__Written request__:
Copy out every line of the material below, keeping each character as it appears.
─── Record set
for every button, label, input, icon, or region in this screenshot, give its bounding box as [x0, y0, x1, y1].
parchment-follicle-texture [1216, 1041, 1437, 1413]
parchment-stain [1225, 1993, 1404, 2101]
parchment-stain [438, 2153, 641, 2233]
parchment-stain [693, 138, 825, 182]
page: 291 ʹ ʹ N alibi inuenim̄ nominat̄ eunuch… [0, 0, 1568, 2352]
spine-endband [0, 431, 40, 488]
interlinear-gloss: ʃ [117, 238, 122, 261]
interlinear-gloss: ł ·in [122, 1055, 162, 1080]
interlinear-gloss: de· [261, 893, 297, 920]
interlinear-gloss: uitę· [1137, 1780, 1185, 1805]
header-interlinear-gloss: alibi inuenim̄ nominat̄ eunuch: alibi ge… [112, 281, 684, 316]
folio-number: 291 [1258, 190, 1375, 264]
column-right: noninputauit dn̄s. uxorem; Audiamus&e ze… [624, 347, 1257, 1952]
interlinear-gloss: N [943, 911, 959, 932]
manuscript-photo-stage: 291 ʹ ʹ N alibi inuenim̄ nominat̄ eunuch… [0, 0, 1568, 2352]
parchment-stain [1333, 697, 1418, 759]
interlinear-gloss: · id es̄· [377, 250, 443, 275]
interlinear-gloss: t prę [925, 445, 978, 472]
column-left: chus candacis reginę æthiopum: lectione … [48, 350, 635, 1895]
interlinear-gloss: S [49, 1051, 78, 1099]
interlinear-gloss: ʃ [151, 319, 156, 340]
──────
__Written response__:
for every button, label, input, icon, or region in this screenshot, give its bounding box as [x0, y0, x1, y1].
parchment-follicle-texture [1216, 1041, 1437, 1413]
parchment-stain [1225, 1993, 1404, 2101]
parchment-stain [438, 2153, 641, 2233]
parchment-stain [693, 138, 825, 182]
page: 291 ʹ ʹ N alibi inuenim̄ nominat̄ eunuch… [0, 0, 1568, 2352]
spine-endband [0, 431, 40, 488]
interlinear-gloss: ʃ [117, 238, 122, 261]
interlinear-gloss: ł ·in [122, 1055, 162, 1080]
interlinear-gloss: de· [261, 893, 297, 920]
interlinear-gloss: uitę· [1137, 1780, 1185, 1805]
header-interlinear-gloss: alibi inuenim̄ nominat̄ eunuch: alibi ge… [112, 281, 684, 316]
folio-number: 291 [1258, 190, 1375, 264]
column-right: noninputauit dn̄s. uxorem; Audiamus&e ze… [624, 347, 1257, 1952]
interlinear-gloss: N [943, 911, 959, 932]
manuscript-photo-stage: 291 ʹ ʹ N alibi inuenim̄ nominat̄ eunuch… [0, 0, 1568, 2352]
parchment-stain [1333, 697, 1418, 759]
interlinear-gloss: · id es̄· [377, 250, 443, 275]
interlinear-gloss: t prę [925, 445, 978, 472]
column-left: chus candacis reginę æthiopum: lectione … [48, 350, 635, 1895]
interlinear-gloss: S [49, 1051, 78, 1099]
interlinear-gloss: ʃ [151, 319, 156, 340]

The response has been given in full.